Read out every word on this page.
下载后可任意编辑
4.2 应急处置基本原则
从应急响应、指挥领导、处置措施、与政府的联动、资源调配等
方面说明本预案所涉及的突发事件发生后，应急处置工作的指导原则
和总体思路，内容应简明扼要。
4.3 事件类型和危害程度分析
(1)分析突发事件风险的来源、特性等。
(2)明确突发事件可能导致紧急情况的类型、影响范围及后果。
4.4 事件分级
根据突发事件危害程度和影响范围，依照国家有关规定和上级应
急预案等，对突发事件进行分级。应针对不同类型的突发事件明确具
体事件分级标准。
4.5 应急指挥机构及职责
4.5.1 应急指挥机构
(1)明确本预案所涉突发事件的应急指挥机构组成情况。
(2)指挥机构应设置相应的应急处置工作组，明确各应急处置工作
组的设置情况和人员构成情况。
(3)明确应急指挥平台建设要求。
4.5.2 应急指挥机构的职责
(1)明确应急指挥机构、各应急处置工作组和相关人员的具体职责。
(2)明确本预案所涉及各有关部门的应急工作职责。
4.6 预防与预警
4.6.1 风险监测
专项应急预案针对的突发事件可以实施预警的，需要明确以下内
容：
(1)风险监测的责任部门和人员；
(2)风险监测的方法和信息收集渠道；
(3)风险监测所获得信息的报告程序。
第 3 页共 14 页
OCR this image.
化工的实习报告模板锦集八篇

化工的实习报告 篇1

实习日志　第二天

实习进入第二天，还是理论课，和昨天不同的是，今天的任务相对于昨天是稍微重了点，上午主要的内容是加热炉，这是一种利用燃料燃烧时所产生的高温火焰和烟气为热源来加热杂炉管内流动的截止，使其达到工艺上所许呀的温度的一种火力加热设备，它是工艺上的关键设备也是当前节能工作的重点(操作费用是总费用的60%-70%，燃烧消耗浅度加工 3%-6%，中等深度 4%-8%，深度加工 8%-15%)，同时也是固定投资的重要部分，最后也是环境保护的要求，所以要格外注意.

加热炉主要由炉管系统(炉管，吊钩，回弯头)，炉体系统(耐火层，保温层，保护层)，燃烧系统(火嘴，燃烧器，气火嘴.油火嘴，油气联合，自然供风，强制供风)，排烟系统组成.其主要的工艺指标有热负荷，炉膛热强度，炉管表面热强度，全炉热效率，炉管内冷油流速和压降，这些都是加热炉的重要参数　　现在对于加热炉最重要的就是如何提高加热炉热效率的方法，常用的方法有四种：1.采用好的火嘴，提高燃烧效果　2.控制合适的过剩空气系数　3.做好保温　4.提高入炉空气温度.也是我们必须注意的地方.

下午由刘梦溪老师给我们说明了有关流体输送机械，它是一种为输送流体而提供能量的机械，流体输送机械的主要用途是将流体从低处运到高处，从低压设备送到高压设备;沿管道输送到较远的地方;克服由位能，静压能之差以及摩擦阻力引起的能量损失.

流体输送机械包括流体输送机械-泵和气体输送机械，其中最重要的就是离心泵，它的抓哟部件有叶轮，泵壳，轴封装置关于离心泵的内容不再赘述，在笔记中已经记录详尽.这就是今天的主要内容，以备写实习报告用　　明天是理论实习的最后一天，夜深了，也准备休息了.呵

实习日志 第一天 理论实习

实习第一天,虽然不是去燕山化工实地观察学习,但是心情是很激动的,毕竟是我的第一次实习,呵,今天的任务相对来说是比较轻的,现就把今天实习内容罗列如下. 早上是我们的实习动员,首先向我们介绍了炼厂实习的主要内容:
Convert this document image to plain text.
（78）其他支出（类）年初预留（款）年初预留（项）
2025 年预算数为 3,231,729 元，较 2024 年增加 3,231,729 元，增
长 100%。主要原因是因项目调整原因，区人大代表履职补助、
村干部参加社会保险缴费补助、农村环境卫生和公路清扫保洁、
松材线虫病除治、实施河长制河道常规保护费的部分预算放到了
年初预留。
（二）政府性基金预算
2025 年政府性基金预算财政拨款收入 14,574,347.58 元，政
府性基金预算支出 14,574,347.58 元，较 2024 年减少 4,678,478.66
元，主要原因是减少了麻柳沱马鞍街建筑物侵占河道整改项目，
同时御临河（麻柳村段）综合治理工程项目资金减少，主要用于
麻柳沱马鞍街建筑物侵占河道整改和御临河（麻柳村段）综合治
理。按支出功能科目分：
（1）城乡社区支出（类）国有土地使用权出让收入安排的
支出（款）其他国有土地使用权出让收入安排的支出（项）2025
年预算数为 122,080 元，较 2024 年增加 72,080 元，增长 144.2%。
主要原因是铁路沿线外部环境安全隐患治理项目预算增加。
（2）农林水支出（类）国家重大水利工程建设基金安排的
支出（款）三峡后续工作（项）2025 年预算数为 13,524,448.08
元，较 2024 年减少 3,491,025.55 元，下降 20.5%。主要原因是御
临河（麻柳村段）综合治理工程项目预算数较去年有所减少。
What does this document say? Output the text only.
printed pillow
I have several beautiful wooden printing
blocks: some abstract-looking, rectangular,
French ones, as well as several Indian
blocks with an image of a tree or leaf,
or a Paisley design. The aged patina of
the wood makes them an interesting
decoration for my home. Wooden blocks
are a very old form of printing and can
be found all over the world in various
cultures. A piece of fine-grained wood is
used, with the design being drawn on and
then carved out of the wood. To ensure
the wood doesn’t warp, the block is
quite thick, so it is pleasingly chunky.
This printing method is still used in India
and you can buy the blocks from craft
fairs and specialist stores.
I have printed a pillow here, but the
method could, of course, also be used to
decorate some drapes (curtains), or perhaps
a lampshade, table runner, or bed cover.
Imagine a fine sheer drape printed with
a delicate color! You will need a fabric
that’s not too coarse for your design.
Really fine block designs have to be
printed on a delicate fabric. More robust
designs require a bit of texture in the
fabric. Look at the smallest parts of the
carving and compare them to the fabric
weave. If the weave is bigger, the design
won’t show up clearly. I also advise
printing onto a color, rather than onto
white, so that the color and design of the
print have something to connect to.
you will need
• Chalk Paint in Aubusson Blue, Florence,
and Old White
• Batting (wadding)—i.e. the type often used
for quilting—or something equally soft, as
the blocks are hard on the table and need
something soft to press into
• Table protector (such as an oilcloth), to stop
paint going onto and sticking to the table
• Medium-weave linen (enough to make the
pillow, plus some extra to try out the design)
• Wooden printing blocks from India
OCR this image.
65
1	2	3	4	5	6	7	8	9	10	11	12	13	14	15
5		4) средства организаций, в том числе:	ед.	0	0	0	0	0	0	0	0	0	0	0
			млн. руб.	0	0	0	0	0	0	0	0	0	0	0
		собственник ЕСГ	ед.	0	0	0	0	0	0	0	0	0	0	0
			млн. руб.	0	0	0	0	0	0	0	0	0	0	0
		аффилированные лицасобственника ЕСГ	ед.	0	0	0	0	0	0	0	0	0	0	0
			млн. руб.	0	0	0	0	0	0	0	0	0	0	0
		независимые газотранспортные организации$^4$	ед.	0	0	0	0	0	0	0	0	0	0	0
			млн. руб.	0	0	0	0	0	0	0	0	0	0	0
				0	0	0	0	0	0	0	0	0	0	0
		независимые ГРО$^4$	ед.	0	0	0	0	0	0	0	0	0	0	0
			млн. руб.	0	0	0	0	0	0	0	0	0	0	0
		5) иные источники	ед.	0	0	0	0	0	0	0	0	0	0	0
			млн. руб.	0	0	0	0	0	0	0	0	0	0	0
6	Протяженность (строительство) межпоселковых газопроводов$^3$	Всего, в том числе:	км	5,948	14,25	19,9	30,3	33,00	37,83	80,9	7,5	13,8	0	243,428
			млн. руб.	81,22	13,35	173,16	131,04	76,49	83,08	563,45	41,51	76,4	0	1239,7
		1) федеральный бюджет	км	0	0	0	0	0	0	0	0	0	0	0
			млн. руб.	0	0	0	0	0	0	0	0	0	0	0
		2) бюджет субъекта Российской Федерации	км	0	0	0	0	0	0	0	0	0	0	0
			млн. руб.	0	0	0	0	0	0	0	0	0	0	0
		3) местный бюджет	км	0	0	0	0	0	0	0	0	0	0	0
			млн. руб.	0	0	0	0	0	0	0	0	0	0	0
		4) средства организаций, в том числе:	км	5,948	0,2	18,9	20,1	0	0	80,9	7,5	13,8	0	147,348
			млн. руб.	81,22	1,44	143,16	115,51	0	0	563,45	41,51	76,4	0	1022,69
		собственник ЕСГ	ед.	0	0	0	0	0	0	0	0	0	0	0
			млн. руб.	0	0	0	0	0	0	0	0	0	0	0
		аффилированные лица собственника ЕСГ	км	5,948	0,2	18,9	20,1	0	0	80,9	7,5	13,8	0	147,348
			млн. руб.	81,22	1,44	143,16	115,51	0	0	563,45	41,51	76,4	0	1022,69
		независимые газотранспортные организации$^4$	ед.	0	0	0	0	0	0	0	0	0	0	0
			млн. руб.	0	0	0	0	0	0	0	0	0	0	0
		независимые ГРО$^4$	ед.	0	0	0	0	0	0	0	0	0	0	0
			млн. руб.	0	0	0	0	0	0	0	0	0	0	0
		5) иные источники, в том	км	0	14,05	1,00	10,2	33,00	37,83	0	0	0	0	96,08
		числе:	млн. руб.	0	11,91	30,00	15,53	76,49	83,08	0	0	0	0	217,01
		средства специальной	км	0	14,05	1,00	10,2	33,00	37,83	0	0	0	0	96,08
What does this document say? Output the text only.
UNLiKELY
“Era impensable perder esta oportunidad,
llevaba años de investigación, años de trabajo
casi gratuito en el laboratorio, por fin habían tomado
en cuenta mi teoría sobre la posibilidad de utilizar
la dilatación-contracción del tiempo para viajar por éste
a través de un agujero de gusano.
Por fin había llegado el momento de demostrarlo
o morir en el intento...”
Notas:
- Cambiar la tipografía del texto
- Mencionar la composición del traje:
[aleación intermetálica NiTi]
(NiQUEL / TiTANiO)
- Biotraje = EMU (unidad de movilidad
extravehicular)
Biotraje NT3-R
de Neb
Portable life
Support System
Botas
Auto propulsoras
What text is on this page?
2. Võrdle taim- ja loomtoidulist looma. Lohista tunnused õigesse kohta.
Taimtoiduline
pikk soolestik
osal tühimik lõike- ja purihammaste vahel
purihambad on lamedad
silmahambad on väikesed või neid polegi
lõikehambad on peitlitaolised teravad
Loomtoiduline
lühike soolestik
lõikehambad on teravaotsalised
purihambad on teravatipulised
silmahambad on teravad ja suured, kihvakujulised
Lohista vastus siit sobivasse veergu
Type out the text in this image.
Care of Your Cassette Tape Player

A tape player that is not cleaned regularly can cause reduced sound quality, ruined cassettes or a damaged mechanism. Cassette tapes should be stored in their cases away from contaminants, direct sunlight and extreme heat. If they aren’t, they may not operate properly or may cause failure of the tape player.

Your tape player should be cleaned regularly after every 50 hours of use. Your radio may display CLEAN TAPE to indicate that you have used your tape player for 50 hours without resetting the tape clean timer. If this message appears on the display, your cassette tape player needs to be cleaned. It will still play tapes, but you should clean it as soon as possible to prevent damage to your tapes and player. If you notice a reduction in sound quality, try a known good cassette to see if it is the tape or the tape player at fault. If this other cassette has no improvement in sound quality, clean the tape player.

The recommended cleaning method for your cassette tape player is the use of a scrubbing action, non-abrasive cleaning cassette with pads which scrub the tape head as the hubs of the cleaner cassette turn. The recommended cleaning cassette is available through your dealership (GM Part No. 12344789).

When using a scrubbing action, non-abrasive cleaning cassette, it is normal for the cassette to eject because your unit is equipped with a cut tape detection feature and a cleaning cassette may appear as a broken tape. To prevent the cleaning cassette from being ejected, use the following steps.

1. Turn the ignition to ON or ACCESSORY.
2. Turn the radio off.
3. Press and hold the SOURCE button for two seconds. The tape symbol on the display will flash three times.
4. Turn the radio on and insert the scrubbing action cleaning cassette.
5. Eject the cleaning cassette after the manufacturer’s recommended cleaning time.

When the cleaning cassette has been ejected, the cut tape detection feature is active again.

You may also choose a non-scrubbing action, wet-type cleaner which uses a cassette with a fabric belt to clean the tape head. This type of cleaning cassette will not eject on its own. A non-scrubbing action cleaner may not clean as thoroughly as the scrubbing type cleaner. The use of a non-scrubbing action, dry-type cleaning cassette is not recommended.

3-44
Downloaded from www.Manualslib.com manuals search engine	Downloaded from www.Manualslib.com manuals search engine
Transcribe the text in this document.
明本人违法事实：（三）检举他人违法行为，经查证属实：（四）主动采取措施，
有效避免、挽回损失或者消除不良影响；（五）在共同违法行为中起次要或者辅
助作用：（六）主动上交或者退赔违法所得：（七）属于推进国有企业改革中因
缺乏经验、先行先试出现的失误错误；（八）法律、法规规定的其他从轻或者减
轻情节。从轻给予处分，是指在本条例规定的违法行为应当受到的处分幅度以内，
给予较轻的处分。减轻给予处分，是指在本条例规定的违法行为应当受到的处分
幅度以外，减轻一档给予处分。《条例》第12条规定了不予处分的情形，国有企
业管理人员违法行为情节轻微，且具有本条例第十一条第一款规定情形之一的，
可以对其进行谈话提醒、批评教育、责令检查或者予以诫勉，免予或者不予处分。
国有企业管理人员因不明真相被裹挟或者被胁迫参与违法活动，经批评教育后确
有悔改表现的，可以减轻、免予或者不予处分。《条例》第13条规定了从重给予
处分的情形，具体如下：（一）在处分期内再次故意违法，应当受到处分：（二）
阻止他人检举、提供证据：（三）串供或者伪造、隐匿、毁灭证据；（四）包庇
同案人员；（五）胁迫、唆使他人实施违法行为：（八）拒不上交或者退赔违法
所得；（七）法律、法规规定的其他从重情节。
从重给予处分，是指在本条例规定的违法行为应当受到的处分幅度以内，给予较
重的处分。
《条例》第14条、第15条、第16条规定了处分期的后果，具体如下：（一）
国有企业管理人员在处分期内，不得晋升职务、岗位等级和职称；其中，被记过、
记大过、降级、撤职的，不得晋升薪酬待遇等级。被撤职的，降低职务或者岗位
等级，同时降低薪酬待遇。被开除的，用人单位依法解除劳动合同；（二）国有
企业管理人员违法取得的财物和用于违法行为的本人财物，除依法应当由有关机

════

**TASK STATEMENT**
Check each line above for the word "being", and copy the lines where it appears.

**PROBLEM SOLUTION**
used, with the design being drawn on and
When using a scrubbing action, non-abrasive cleaning cassette, it is normal for the cassette to eject because your unit is equipped with a cut tape detection feature and a cleaning cassette may appear as a broken tape. To prevent the cleaning cassette from being ejected, use the following steps.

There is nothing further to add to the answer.